[Directions]:
Could you write out every entry exactly as it stands?

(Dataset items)

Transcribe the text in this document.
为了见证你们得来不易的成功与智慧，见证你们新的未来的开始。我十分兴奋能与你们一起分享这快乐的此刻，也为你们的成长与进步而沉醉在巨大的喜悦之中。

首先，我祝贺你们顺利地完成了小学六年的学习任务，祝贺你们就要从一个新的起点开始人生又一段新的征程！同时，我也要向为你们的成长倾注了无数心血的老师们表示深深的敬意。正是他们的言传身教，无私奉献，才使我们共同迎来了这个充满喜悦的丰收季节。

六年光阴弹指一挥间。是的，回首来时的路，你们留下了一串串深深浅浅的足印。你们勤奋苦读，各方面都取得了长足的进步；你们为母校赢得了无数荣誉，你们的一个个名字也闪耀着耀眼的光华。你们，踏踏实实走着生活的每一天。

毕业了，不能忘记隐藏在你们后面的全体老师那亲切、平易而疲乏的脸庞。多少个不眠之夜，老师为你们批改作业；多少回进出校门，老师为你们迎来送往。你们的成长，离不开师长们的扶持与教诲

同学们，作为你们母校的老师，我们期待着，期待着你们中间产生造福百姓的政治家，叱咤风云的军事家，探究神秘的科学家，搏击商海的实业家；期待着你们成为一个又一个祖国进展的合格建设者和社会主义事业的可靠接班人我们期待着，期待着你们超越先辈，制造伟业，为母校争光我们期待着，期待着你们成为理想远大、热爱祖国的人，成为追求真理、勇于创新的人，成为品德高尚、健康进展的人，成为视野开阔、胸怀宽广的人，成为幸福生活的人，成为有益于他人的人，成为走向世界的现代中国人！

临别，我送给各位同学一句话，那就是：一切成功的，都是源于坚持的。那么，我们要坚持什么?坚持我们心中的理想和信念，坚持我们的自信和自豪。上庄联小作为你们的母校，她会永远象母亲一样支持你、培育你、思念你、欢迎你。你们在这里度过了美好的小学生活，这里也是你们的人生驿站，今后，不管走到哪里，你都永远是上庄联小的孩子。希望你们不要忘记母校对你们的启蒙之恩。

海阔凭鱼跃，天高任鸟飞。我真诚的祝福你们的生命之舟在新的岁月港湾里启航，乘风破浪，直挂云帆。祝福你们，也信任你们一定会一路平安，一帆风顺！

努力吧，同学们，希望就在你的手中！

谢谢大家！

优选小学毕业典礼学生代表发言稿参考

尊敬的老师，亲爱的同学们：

[Problem solution]:
Transcribe the text in this document.
为了见证你们得来不易的成功与智慧，见证你们新的未来的开始。我十分兴奋能与你们一起分享这快乐的此刻，也为你们的成长与进步而沉醉在巨大的喜悦之中。

首先，我祝贺你们顺利地完成了小学六年的学习任务，祝贺你们就要从一个新的起点开始人生又一段新的征程！同时，我也要向为你们的成长倾注了无数心血的老师们表示深深的敬意。正是他们的言传身教，无私奉献，才使我们共同迎来了这个充满喜悦的丰收季节。

六年光阴弹指一挥间。是的，回首来时的路，你们留下了一串串深深浅浅的足印。你们勤奋苦读，各方面都取得了长足的进步；你们为母校赢得了无数荣誉，你们的一个个名字也闪耀着耀眼的光华。你们，踏踏实实走着生活的每一天。

毕业了，不能忘记隐藏在你们后面的全体老师那亲切、平易而疲乏的脸庞。多少个不眠之夜，老师为你们批改作业；多少回进出校门，老师为你们迎来送往。你们的成长，离不开师长们的扶持与教诲

同学们，作为你们母校的老师，我们期待着，期待着你们中间产生造福百姓的政治家，叱咤风云的军事家，探究神秘的科学家，搏击商海的实业家；期待着你们成为一个又一个祖国进展的合格建设者和社会主义事业的可靠接班人我们期待着，期待着你们超越先辈，制造伟业，为母校争光我们期待着，期待着你们成为理想远大、热爱祖国的人，成为追求真理、勇于创新的人，成为品德高尚、健康进展的人，成为视野开阔、胸怀宽广的人，成为幸福生活的人，成为有益于他人的人，成为走向世界的现代中国人！

临别，我送给各位同学一句话，那就是：一切成功的，都是源于坚持的。那么，我们要坚持什么?坚持我们心中的理想和信念，坚持我们的自信和自豪。上庄联小作为你们的母校，她会永远象母亲一样支持你、培育你、思念你、欢迎你。你们在这里度过了美好的小学生活，这里也是你们的人生驿站，今后，不管走到哪里，你都永远是上庄联小的孩子。希望你们不要忘记母校对你们的启蒙之恩。

海阔凭鱼跃，天高任鸟飞。我真诚的祝福你们的生命之舟在新的岁月港湾里启航，乘风破浪，直挂云帆。祝福你们，也信任你们一定会一路平安，一帆风顺！

努力吧，同学们，希望就在你的手中！

谢谢大家！

优选小学毕业典礼学生代表发言稿参考

尊敬的老师，亲爱的同学们：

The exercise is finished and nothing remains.